* [STATED EXERCISE]
Report how many lines below contain the word "CTRLsh", and give only that number.

* [ENTRIES PROVIDED]
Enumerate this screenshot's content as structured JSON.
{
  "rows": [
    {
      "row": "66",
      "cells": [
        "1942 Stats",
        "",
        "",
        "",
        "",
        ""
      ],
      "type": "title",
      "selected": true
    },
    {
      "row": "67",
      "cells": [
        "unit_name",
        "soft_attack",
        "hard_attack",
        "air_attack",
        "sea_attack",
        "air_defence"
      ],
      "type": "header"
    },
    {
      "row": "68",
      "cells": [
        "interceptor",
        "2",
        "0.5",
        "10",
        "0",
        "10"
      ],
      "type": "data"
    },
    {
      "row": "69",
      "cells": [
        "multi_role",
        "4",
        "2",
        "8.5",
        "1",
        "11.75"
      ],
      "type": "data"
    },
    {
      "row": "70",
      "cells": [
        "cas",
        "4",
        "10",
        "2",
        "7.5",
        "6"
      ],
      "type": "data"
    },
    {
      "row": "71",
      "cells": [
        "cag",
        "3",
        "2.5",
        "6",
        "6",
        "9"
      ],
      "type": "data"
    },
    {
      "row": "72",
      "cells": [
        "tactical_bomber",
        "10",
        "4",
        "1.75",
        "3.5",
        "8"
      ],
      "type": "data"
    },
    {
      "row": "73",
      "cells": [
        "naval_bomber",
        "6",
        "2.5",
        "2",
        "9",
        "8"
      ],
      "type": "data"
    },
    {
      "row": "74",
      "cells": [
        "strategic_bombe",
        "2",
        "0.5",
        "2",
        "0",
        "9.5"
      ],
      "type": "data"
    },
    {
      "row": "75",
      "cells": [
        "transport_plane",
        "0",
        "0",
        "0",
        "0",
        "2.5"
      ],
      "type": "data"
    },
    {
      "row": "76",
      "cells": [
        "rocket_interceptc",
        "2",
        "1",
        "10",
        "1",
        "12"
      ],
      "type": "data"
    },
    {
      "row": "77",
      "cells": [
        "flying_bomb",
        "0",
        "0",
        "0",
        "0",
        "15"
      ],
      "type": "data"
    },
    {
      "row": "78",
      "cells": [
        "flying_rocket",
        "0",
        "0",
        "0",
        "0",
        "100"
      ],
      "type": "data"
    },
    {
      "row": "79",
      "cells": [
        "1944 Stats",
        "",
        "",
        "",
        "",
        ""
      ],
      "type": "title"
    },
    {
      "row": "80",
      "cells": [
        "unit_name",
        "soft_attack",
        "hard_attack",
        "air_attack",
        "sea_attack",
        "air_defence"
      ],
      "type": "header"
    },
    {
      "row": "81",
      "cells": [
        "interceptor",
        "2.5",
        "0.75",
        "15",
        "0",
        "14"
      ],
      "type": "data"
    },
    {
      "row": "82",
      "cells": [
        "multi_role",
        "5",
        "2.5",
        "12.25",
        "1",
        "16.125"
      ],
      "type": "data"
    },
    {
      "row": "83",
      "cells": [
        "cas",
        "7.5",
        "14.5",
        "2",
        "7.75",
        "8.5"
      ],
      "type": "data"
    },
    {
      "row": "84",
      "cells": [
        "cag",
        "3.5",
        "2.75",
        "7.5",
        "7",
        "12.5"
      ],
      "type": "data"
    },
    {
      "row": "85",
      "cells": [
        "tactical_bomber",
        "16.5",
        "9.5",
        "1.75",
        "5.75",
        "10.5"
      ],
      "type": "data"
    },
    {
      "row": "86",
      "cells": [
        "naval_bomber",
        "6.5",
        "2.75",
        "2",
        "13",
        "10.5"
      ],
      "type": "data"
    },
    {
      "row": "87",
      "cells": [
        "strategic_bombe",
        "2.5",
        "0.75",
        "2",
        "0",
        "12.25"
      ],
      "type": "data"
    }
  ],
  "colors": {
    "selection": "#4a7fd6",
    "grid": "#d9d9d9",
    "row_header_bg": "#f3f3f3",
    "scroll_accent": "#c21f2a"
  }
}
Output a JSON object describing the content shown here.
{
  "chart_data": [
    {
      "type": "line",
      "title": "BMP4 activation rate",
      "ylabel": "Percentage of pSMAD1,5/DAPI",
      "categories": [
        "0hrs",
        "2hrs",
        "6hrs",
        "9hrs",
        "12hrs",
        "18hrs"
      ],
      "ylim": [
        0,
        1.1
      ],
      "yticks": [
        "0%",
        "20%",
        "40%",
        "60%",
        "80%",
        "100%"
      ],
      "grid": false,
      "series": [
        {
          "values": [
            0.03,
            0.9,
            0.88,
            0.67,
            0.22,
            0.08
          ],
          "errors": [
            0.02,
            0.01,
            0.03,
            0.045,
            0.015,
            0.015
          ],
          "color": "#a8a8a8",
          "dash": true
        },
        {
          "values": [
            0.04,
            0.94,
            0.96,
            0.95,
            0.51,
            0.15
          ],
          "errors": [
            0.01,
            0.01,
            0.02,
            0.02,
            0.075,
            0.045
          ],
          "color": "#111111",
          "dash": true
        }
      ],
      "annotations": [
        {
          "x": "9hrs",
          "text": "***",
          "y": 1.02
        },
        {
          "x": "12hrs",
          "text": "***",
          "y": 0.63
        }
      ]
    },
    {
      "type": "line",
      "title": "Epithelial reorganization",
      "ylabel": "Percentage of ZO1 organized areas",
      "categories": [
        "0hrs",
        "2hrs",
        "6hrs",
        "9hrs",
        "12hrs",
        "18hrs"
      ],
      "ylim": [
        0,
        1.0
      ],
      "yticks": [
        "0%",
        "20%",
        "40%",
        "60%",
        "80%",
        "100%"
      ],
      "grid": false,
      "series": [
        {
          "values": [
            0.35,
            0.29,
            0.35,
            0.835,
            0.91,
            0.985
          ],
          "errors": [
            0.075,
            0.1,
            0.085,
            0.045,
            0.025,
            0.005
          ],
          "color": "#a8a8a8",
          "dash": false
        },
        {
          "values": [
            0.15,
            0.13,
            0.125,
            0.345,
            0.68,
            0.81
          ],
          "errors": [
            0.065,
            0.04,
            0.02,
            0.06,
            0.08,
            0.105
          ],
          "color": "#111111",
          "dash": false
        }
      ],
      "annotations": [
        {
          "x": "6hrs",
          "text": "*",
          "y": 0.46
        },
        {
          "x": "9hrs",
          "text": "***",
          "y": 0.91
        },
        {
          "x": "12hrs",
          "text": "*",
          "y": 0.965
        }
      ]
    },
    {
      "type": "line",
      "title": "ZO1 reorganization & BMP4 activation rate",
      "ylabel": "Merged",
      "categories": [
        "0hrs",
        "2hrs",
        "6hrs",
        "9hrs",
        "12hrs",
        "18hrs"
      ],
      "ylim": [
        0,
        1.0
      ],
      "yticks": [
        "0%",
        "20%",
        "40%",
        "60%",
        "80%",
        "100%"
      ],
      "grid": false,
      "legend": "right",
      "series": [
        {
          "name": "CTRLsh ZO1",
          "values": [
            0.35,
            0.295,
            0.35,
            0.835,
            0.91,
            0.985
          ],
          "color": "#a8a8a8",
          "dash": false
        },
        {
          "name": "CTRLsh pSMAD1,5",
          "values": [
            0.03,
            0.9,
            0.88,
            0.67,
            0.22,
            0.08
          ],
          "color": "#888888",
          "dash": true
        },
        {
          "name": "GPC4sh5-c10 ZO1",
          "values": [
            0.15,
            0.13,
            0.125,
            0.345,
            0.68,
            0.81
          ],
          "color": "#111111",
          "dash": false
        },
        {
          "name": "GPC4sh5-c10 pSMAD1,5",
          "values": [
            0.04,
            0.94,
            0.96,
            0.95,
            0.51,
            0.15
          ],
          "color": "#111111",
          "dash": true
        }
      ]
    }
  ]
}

* [CORRECT RESPONSE]
2